## MATERIAL FOR THIS EXERCISE
______
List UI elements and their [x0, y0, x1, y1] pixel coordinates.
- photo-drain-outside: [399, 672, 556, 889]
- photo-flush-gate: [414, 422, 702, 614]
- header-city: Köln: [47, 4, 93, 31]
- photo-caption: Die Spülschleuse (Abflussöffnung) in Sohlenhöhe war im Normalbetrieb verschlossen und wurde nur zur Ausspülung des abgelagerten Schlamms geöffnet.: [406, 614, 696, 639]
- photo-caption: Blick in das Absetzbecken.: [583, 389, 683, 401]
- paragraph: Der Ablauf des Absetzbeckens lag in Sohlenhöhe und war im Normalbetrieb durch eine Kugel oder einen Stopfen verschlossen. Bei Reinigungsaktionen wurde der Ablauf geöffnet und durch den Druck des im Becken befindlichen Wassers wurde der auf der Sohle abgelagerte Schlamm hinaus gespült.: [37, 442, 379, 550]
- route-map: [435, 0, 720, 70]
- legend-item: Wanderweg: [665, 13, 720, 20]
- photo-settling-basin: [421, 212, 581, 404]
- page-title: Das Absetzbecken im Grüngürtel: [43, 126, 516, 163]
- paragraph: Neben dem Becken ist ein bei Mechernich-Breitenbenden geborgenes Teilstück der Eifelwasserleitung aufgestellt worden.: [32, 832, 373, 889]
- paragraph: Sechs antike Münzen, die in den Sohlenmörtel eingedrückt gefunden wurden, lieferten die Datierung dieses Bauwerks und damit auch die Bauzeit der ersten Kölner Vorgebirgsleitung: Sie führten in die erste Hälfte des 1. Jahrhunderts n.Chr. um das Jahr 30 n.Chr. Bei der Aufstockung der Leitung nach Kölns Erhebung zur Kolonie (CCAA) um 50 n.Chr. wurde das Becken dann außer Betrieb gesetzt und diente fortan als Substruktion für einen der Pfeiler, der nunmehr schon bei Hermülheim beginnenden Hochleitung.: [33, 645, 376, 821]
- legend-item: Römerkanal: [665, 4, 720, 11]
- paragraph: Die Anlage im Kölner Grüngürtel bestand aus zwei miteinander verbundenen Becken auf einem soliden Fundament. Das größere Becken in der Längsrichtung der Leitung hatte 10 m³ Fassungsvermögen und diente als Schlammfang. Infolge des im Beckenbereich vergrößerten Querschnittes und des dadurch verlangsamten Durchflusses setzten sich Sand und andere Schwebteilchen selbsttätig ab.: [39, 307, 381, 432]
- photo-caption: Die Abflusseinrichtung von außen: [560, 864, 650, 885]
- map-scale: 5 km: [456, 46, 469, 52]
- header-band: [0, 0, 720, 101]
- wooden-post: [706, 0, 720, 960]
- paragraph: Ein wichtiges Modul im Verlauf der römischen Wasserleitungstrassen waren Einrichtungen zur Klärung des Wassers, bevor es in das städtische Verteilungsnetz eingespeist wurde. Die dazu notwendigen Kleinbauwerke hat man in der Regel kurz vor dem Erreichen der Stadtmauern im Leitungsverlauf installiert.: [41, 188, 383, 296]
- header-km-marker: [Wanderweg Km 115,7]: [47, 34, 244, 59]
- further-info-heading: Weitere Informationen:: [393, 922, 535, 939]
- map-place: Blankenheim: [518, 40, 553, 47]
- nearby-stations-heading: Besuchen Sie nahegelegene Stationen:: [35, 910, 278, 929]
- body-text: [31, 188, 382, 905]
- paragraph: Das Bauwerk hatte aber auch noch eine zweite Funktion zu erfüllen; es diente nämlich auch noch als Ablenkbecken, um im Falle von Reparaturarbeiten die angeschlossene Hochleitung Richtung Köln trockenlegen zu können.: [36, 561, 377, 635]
______
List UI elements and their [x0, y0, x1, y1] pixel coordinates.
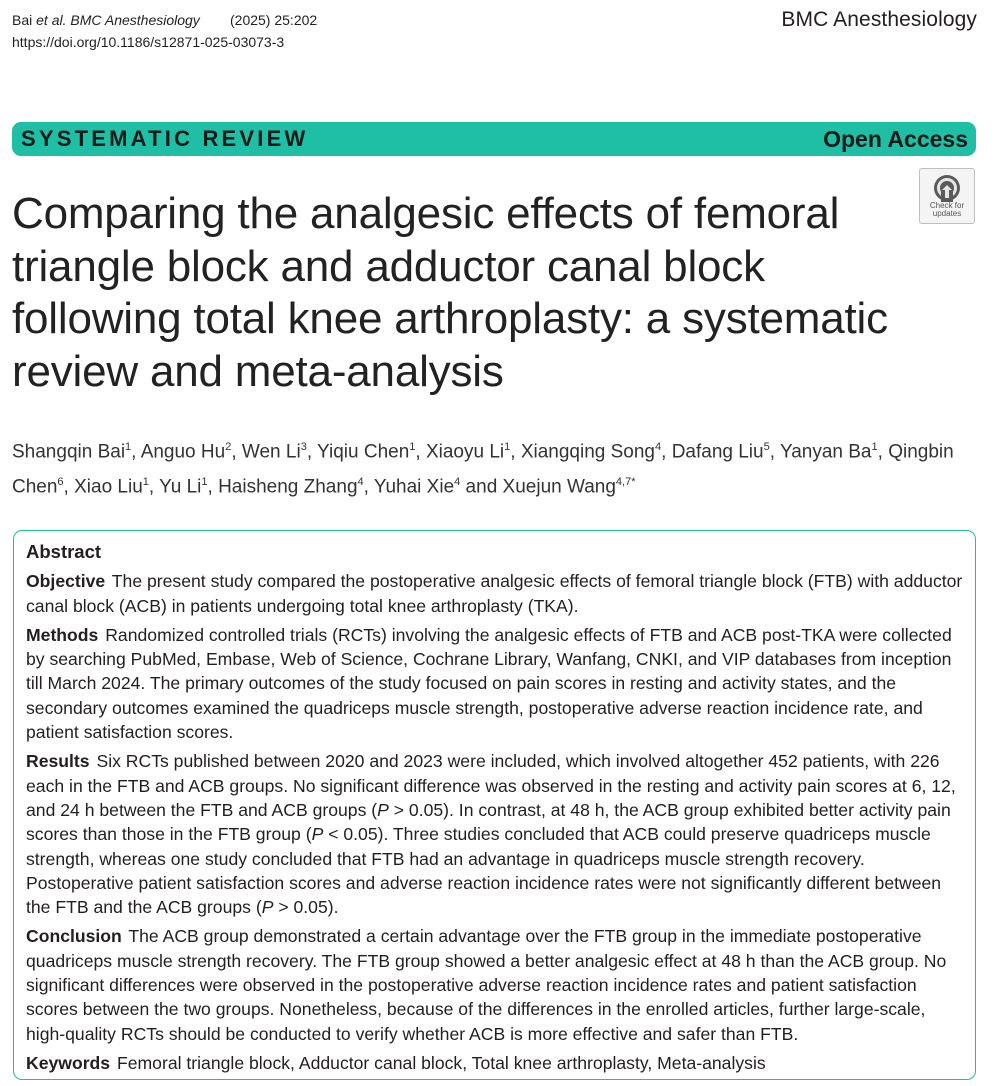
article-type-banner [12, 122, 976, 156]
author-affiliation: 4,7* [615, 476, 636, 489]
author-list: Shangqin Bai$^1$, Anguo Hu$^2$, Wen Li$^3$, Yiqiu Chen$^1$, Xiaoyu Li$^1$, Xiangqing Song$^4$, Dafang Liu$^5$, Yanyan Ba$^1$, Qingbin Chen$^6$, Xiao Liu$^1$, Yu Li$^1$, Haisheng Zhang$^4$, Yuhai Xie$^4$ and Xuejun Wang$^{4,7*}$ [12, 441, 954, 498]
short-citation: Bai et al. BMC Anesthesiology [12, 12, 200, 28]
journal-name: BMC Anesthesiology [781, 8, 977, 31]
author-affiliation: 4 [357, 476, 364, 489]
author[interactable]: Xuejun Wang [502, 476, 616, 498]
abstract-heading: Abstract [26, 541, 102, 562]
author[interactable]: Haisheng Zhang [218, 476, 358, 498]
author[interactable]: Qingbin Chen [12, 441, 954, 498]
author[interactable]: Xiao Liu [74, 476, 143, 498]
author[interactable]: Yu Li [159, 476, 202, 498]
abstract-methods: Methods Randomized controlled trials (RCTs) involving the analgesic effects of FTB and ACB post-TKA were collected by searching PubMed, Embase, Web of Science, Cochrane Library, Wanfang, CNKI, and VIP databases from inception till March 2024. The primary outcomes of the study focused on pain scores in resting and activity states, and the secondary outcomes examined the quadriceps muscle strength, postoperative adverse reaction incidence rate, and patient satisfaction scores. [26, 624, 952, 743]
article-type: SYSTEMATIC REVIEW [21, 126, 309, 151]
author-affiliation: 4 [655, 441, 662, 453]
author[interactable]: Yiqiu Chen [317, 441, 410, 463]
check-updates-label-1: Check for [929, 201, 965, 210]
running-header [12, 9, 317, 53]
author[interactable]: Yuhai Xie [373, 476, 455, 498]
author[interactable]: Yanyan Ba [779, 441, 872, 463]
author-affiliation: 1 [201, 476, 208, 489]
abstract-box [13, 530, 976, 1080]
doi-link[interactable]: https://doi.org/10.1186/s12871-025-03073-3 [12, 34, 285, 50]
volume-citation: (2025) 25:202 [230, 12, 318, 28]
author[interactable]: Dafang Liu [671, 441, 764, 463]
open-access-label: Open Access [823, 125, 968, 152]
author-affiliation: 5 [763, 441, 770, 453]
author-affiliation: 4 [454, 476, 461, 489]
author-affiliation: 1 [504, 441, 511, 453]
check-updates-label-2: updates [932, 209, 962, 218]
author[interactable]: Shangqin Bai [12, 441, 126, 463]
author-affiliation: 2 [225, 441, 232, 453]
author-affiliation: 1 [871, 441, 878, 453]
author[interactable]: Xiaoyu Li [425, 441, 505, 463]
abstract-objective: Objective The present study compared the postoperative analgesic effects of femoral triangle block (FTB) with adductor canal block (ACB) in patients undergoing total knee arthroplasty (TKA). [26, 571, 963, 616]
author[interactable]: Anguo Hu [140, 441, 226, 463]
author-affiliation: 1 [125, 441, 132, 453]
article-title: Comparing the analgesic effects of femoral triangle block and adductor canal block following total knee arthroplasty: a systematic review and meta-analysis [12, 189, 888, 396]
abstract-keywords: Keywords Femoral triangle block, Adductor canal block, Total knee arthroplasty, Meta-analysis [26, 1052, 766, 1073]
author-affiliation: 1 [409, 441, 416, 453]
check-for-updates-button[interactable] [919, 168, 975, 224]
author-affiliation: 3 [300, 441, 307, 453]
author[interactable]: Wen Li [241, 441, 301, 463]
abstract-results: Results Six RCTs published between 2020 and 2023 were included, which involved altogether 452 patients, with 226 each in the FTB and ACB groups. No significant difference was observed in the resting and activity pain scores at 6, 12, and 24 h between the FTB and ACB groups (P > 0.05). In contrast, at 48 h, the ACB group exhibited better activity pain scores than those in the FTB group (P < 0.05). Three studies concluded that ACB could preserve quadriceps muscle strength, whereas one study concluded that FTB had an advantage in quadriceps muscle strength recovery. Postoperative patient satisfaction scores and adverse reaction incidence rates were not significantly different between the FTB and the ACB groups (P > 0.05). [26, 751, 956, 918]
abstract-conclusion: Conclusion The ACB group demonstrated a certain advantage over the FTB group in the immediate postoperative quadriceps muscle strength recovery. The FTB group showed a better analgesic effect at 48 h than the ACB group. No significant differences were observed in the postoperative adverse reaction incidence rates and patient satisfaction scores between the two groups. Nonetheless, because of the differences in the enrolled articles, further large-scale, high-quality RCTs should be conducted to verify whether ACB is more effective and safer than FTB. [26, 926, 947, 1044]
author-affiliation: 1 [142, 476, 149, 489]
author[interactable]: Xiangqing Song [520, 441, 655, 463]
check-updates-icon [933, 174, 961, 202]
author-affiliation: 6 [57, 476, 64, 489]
______
## TASK GOAL
How many of the listing's lines contain "Wang"? Respond with a single number and nothing else.

## ANSWER FOR THIS EXERCISE
2